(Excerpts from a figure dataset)
•••••

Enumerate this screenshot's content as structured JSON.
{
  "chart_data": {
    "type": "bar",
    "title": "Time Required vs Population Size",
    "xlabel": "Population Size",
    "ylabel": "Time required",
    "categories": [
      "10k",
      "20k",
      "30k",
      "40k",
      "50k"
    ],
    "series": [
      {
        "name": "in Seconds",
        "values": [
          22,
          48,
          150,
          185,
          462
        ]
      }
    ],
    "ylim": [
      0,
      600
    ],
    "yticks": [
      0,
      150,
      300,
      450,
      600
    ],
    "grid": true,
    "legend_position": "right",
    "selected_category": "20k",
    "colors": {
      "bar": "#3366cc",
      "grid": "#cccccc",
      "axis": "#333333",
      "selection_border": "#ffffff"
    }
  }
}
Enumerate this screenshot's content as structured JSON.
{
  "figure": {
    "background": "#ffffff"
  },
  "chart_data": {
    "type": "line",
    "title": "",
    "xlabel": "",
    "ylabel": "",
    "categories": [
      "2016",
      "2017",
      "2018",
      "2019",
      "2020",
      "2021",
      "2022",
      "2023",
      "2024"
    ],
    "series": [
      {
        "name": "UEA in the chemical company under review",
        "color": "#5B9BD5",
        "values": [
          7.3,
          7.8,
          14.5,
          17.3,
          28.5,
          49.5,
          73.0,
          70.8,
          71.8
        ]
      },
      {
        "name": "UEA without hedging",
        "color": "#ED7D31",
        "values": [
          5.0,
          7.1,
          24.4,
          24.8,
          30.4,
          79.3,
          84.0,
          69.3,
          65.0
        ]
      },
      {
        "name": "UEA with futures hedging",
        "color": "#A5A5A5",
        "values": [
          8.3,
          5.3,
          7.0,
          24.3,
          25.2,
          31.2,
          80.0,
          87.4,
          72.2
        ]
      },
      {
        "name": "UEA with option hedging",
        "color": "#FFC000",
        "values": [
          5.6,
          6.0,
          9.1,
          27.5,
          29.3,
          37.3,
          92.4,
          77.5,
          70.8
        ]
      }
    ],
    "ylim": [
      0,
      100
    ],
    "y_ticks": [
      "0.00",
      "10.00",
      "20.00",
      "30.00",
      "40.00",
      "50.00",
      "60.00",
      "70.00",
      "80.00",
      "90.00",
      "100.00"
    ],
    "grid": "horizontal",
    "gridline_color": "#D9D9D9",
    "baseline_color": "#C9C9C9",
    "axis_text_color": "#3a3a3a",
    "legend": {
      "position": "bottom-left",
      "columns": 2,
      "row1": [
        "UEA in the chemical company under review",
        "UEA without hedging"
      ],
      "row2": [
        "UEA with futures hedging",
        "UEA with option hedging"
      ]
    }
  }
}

•••••

The exercise. Extract the complete set of records unchanged.

Result.
Enumerate this screenshot's content as structured JSON.
{
  "chart_data": {
    "type": "bar",
    "title": "Time Required vs Population Size",
    "xlabel": "Population Size",
    "ylabel": "Time required",
    "categories": [
      "10k",
      "20k",
      "30k",
      "40k",
      "50k"
    ],
    "series": [
      {
        "name": "in Seconds",
        "values": [
          22,
          48,
          150,
          185,
          462
        ]
      }
    ],
    "ylim": [
      0,
      600
    ],
    "yticks": [
      0,
      150,
      300,
      450,
      600
    ],
    "grid": true,
    "legend_position": "right",
    "selected_category": "20k",
    "colors": {
      "bar": "#3366cc",
      "grid": "#cccccc",
      "axis": "#333333",
      "selection_border": "#ffffff"
    }
  }
}
Enumerate this screenshot's content as structured JSON.
{
  "figure": {
    "background": "#ffffff"
  },
  "chart_data": {
    "type": "line",
    "title": "",
    "xlabel": "",
    "ylabel": "",
    "categories": [
      "2016",
      "2017",
      "2018",
      "2019",
      "2020",
      "2021",
      "2022",
      "2023",
      "2024"
    ],
    "series": [
      {
        "name": "UEA in the chemical company under review",
        "color": "#5B9BD5",
        "values": [
          7.3,
          7.8,
          14.5,
          17.3,
          28.5,
          49.5,
          73.0,
          70.8,
          71.8
        ]
      },
      {
        "name": "UEA without hedging",
        "color": "#ED7D31",
        "values": [
          5.0,
          7.1,
          24.4,
          24.8,
          30.4,
          79.3,
          84.0,
          69.3,
          65.0
        ]
      },
      {
        "name": "UEA with futures hedging",
        "color": "#A5A5A5",
        "values": [
          8.3,
          5.3,
          7.0,
          24.3,
          25.2,
          31.2,
          80.0,
          87.4,
          72.2
        ]
      },
      {
        "name": "UEA with option hedging",
        "color": "#FFC000",
        "values": [
          5.6,
          6.0,
          9.1,
          27.5,
          29.3,
          37.3,
          92.4,
          77.5,
          70.8
        ]
      }
    ],
    "ylim": [
      0,
      100
    ],
    "y_ticks": [
      "0.00",
      "10.00",
      "20.00",
      "30.00",
      "40.00",
      "50.00",
      "60.00",
      "70.00",
      "80.00",
      "90.00",
      "100.00"
    ],
    "grid": "horizontal",
    "gridline_color": "#D9D9D9",
    "baseline_color": "#C9C9C9",
    "axis_text_color": "#3a3a3a",
    "legend": {
      "position": "bottom-left",
      "columns": 2,
      "row1": [
        "UEA in the chemical company under review",
        "UEA without hedging"
      ],
      "row2": [
        "UEA with futures hedging",
        "UEA with option hedging"
      ]
    }
  }
}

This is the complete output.